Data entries
------------------------

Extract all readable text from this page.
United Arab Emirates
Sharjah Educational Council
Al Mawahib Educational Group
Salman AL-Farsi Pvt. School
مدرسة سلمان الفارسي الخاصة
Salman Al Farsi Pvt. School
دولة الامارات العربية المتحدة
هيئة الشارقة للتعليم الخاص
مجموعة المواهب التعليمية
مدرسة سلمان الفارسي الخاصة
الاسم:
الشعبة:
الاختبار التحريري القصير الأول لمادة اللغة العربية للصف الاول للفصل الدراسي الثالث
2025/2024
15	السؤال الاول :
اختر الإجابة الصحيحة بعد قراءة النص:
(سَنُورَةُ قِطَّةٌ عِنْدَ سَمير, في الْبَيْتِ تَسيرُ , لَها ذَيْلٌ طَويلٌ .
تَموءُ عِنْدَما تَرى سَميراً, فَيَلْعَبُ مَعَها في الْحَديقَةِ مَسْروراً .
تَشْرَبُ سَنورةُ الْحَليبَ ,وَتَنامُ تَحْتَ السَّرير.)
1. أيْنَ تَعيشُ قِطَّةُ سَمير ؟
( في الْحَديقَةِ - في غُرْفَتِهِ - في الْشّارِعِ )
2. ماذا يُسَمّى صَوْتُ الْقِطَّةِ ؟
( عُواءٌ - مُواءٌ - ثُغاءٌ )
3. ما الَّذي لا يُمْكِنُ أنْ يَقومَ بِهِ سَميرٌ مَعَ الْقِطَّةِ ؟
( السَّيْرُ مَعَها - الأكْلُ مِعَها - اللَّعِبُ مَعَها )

------------------------

_TASK:_ Repeat the material above in full, keeping every word.

_SOLVED PROBLEM:_
Extract all readable text from this page.
United Arab Emirates
Sharjah Educational Council
Al Mawahib Educational Group
Salman AL-Farsi Pvt. School
مدرسة سلمان الفارسي الخاصة
Salman Al Farsi Pvt. School
دولة الامارات العربية المتحدة
هيئة الشارقة للتعليم الخاص
مجموعة المواهب التعليمية
مدرسة سلمان الفارسي الخاصة
الاسم:
الشعبة:
الاختبار التحريري القصير الأول لمادة اللغة العربية للصف الاول للفصل الدراسي الثالث
2025/2024
15	السؤال الاول :
اختر الإجابة الصحيحة بعد قراءة النص:
(سَنُورَةُ قِطَّةٌ عِنْدَ سَمير, في الْبَيْتِ تَسيرُ , لَها ذَيْلٌ طَويلٌ .
تَموءُ عِنْدَما تَرى سَميراً, فَيَلْعَبُ مَعَها في الْحَديقَةِ مَسْروراً .
تَشْرَبُ سَنورةُ الْحَليبَ ,وَتَنامُ تَحْتَ السَّرير.)
1. أيْنَ تَعيشُ قِطَّةُ سَمير ؟
( في الْحَديقَةِ - في غُرْفَتِهِ - في الْشّارِعِ )
2. ماذا يُسَمّى صَوْتُ الْقِطَّةِ ؟
( عُواءٌ - مُواءٌ - ثُغاءٌ )
3. ما الَّذي لا يُمْكِنُ أنْ يَقومَ بِهِ سَميرٌ مَعَ الْقِطَّةِ ؟
( السَّيْرُ مَعَها - الأكْلُ مِعَها - اللَّعِبُ مَعَها )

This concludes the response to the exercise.